PAGE TEXT:
International Election Monitoring: A Critique Based on One Monitor's Experience in Morocco

Henry Munson Jr.  

Since the early 1980s, countless teams of "international observers" have monitored elections in countries ostensibly becoming more democratic. Most monitors typically arrive shortly before voting begins and leave shortly after it ends. Foreign election observers usually visit only a small fraction of the polling sites and electoral districts. The capital and easily accessible cities tend to receive more attention than the countryside.

Most foreign observers know little about the political context of the elections they are observing. Too often they focus on the technical mechanics of elections while ignoring basic questions such as the role of voting in any real distribution of power. To term a technically flawless election to a parliament lacking effective power "free and fair" is misleading.

Most foreign elections observers do not know the language in which elections are conducted, and are thus dependent either on translators provided by the local government, or on conversations with people who speak their language. The linguistic problem is acute when foreign observers cannot read ballots and voting tallies.

Given most observers' lack of linguistic and political knowledge of the countries to which they are sent, one must ask what elections observation missions intend to accomplish. What is the real purpose of international observer missions? Is it to provide an honest evaluation, or to portray an election in accordance with the political agenda of the government and/or organization that is paying the mission's bills?

I do not wish to suggest that international elections' monitoring is futile. In practice, however, monitoring often resembles political theater more than a serious attempt to evaluate an election. In an effort to render elections monitoring more effective and useful, I would like to suggest the adoption of several guidelines to avoid the problems I encountered as a member of a mission that monitored the Moroccan parliamentary elections of June 25, 1993. I was part of a delegation organized by the International Foundation for Electoral Systems (IFES), a private foundation established in 1987 and funded by the United States Agency for International Development (USAID).1

Monitoring the 1993 Elections in Morocco

I was one of four (IFES) monitors who arrived in Rabat, Morocco on June 9, 1993 and stayed until June 28 or 29, that is, three or four days after election day on June 25. Ten "observers" joined us from June 19 through June 28 or 29. (Although the terms "monitor" and "observer" are sometimes used interchangeably, the former is in principle someone who spends more time studying and analyzing an election than an observer.)

Most of the members of the IFES delegation could not read Arabic. Since Moroccan ballots and voting tallies are all written in Arabic, this would have presented a serious problem if IFES had insisted (as it should have) that monitors and observers actually observe the counting of votes and then compare the vote tallies at polling sites with the results officially announced by the Ministry of the Interior.

The final IFES report stated that the team "observed the voting in over 220 polling stations out of approximately 50,000, representing 124,000 electors, 1.1 percent of Morocco's registered voting population."2 Even these numbers exaggerate how much the IFES team actually saw because in most cases, observers spent very little time in each polling site.

Local Vote Tallies and Official Results

At least some of the inevitable problems confronting election observer missions like IFES's could be mitigated, if not remedied entirely. In Morocco, every political party has the right to station its own observer in polling sites where its candidates are standing for election. These observers are entitled to watch the vote count in their assigned polling site. They are also entitled, by law, to a copy of the official vote tally, known in Morocco as a taqrir 'an al-'amaliyat al-intikhabiya (report on electoral operations). (The IFES report on the Moroccan elections of 1993 refers to these documents as "polling station minutes.")

THE TASK: Continue the critique of election monitoring in Morocco from the sentence that ends with "polling station minutes."

SUPPLIED RECORDS:
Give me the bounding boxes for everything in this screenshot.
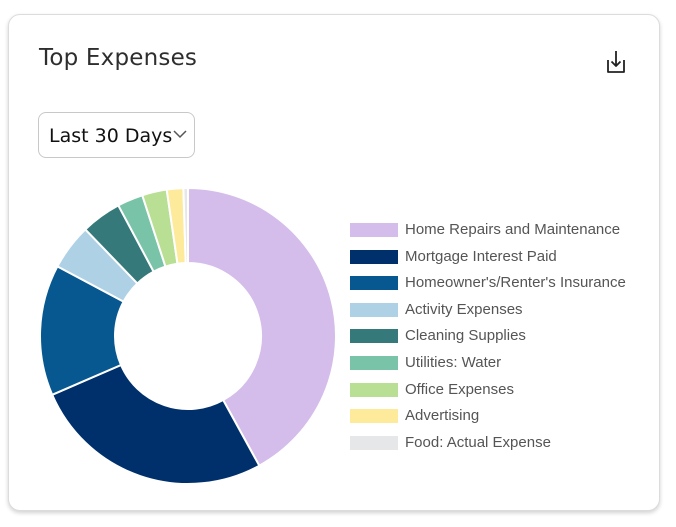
- donut-slice-1[interactable]: [50, 363, 261, 485]
- download-button[interactable]: [601, 47, 631, 77]
- legend-label: Office Expenses: [405, 380, 514, 398]
- expenses-donut-chart: [39, 186, 337, 485]
- card-title: Top Expenses: [39, 45, 198, 71]
- date-range-value: Last 30 Days: [49, 125, 173, 147]
- legend-swatch: [350, 409, 398, 424]
- legend-label: Cleaning Supplies: [405, 327, 526, 345]
- date-range-select[interactable]: Last 30 Days: [38, 112, 195, 158]
- legend-swatch: [350, 276, 398, 291]
- donut-slice-0[interactable]: [187, 186, 337, 468]
- download-icon: [607, 51, 625, 73]
- legend-swatch: [350, 249, 398, 264]
- legend-label: Utilities: Water: [405, 353, 502, 371]
- legend-label: Food: Actual Expense: [405, 433, 551, 451]
- legend-label: Home Repairs and Maintenance: [405, 221, 621, 238]
- chevron-down-icon: [173, 130, 187, 139]
- legend-label: Homeowner's/Renter's Insurance: [405, 274, 626, 292]
- legend-swatch: [350, 382, 398, 397]
- legend-swatch: [350, 435, 398, 450]
- legend-label: Mortgage Interest Paid: [405, 247, 557, 265]
- donut-slice-8[interactable]: [182, 186, 189, 265]
- legend-swatch: [350, 355, 398, 370]
- legend-label: Advertising: [405, 407, 480, 425]
- legend-swatch: [350, 329, 398, 344]
- legend-swatch: [350, 223, 398, 237]
- legend-swatch: [350, 302, 398, 317]
- legend-label: Activity Expenses: [405, 300, 523, 318]
- top-expenses-card: Top Expenses Last 30 Days Home Repairs a…: [8, 14, 660, 511]
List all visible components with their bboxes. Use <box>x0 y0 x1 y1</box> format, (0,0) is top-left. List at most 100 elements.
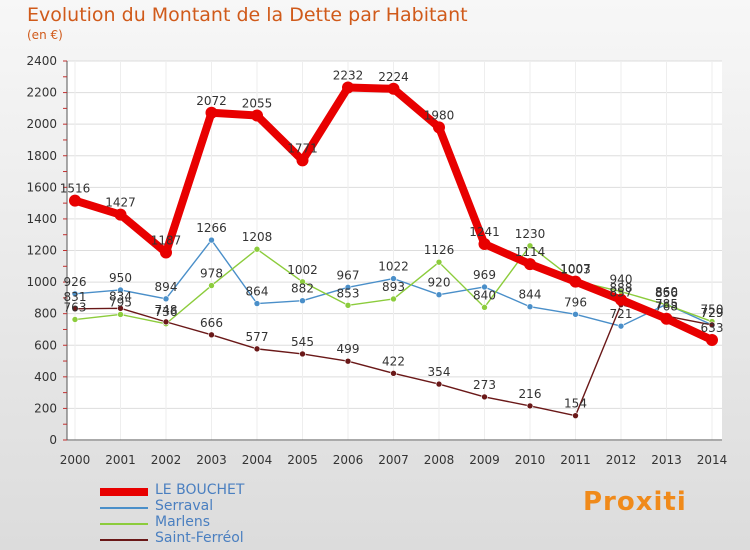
data-point-serraval <box>253 300 261 307</box>
data-label-saint-ferr-ol: 666 <box>200 316 223 330</box>
data-label-saint-ferr-ol: 154 <box>564 397 587 411</box>
data-label-serraval: 721 <box>610 307 633 321</box>
data-point-saint-ferr-ol <box>572 412 579 419</box>
data-point-marlens <box>344 301 352 309</box>
x-tick-label: 2000 <box>60 453 91 467</box>
data-label-serraval: 926 <box>64 275 87 289</box>
data-label-marlens: 763 <box>64 301 87 315</box>
data-point-marlens <box>526 242 534 250</box>
legend-item-saint-ferreol: Saint-Ferréol <box>100 530 320 548</box>
y-tick-label: 400 <box>34 370 57 384</box>
x-tick-label: 2002 <box>151 453 182 467</box>
data-point-le-bouchet <box>69 194 81 207</box>
data-label-saint-ferr-ol: 216 <box>519 387 542 401</box>
data-label-le-bouchet: 1187 <box>151 234 182 248</box>
data-point-serraval <box>526 303 534 311</box>
data-label-le-bouchet: 1980 <box>424 108 455 122</box>
data-label-marlens: 1126 <box>424 243 455 257</box>
data-point-marlens <box>663 301 670 309</box>
legend-label-serraval: Serraval <box>155 498 214 514</box>
legend-swatch-serraval <box>100 507 148 509</box>
data-label-le-bouchet: 2232 <box>333 69 364 83</box>
legend-swatch-le-bouchet <box>100 488 148 496</box>
axes: 0 200 400 600 800 1000 1200 1400 1600 1800 2000 220… <box>26 54 727 467</box>
data-point-saint-ferr-ol <box>162 318 170 326</box>
legend-label-saint-ferreol: Saint-Ferréol <box>155 530 244 546</box>
data-label-serraval: 844 <box>519 288 542 302</box>
data-point-serraval <box>117 286 124 294</box>
data-label-saint-ferr-ol: 422 <box>382 354 405 368</box>
data-point-le-bouchet <box>114 208 127 221</box>
data-label-saint-ferr-ol: 834 <box>109 289 132 303</box>
x-tick-label: 2014 <box>697 453 728 467</box>
data-label-marlens: 1002 <box>287 263 318 277</box>
data-label-serraval: 729 <box>701 306 724 320</box>
data-label-saint-ferr-ol: 499 <box>337 342 360 356</box>
data-label-marlens: 1007 <box>560 262 591 276</box>
proxiti-logo: Proxiti <box>583 487 687 517</box>
data-point-le-bouchet <box>160 246 172 259</box>
data-label-saint-ferr-ol: 273 <box>473 378 496 392</box>
data-label-le-bouchet: 2072 <box>196 94 227 108</box>
data-label-saint-ferr-ol: 354 <box>428 365 451 379</box>
data-point-saint-ferr-ol <box>71 305 79 313</box>
data-label-marlens: 750 <box>701 303 724 317</box>
legend-item-serraval: Serraval <box>100 498 320 516</box>
data-label-le-bouchet: 1771 <box>287 141 318 155</box>
data-label-marlens: 853 <box>337 286 360 300</box>
data-label-saint-ferr-ol: 831 <box>64 290 87 304</box>
legend-label-le-bouchet: LE BOUCHET <box>155 482 245 498</box>
data-point-marlens <box>253 245 261 253</box>
data-point-le-bouchet <box>387 82 400 95</box>
data-label-serraval: 967 <box>337 268 360 282</box>
legend-label-marlens: Marlens <box>155 514 211 530</box>
data-point-le-bouchet <box>660 312 673 325</box>
data-label-serraval: 860 <box>655 285 678 299</box>
data-label-le-bouchet: 768 <box>655 300 678 314</box>
data-label-marlens: 840 <box>473 288 496 302</box>
data-point-serraval <box>481 283 488 291</box>
data-label-le-bouchet: 2224 <box>378 70 409 84</box>
x-tick-label: 2005 <box>287 453 318 467</box>
y-tick-label: 2000 <box>26 117 57 131</box>
data-point-serraval <box>617 322 625 330</box>
y-tick-label: 2200 <box>26 86 57 100</box>
data-point-serraval <box>71 290 79 298</box>
y-tick-label: 800 <box>34 307 57 321</box>
y-tick-label: 1200 <box>26 244 57 258</box>
y-tick-label: 600 <box>34 338 57 352</box>
data-label-saint-ferr-ol: 577 <box>246 330 269 344</box>
data-label-serraval: 894 <box>155 280 178 294</box>
data-label-marlens: 856 <box>655 286 678 300</box>
data-label-saint-ferr-ol: 857 <box>610 286 633 300</box>
x-tick-label: 2013 <box>651 453 682 467</box>
y-tick-label: 0 <box>49 433 57 447</box>
y-tick-label: 1000 <box>26 275 57 289</box>
data-point-le-bouchet <box>478 238 491 251</box>
data-label-serraval: 1022 <box>378 260 409 274</box>
data-point-saint-ferr-ol <box>481 393 488 401</box>
data-point-marlens <box>299 278 306 286</box>
data-point-marlens <box>481 304 488 311</box>
data-point-marlens <box>117 311 124 318</box>
x-tick-label: 2004 <box>242 453 273 467</box>
series-group <box>69 81 718 419</box>
data-label-marlens: 940 <box>610 273 633 287</box>
data-point-le-bouchet <box>205 106 218 119</box>
data-label-marlens: 978 <box>200 267 223 281</box>
data-point-saint-ferr-ol <box>390 370 397 377</box>
data-point-marlens <box>71 316 79 323</box>
y-tick-label: 1800 <box>26 149 57 163</box>
data-point-le-bouchet <box>524 258 536 271</box>
data-point-saint-ferr-ol <box>208 331 215 339</box>
data-label-le-bouchet: 1427 <box>105 196 136 210</box>
data-label-le-bouchet: 633 <box>701 321 724 335</box>
data-label-serraval: 1266 <box>196 221 227 235</box>
chart-title: Evolution du Montant de la Dette par Hab… <box>27 4 468 26</box>
data-point-serraval <box>344 283 352 291</box>
chart-subtitle: (en €) <box>27 28 63 42</box>
data-label-le-bouchet: 1516 <box>60 182 91 196</box>
x-tick-label: 2009 <box>469 453 500 467</box>
data-label-marlens: 795 <box>109 295 132 309</box>
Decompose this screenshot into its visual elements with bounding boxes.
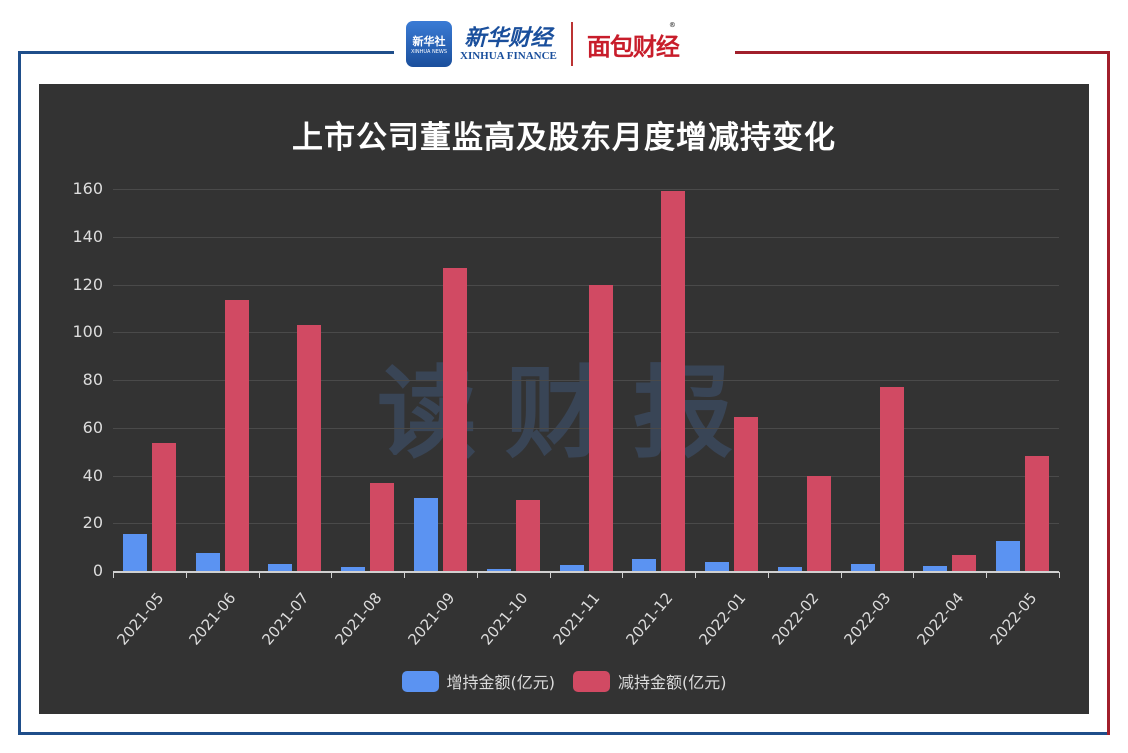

ANSWER TO THE PROBLEM:
A copy of this official vote tally is supposed to be given to all poll-watchers representing the candidates and parties running in the district in question. Given that party poll-watchers are stationed, in principle, in every polling site in Morocco, international observers, who cannot possibly cover all electoral districts, could compare the results as recorded in the official vote tallies given to the poll watchers of the various parties with the official results announced by the government. This would be a simple and effective way of utilizing the work of domestic poll-watchers and overcoming at least some of the logistical and linguistic problems that routinely beset international observer delegations. No one at IFES, however, suggested that this be done in Morocco in 1993. I was the only member of the IFES delegation to obtain copies of any official vote tallies.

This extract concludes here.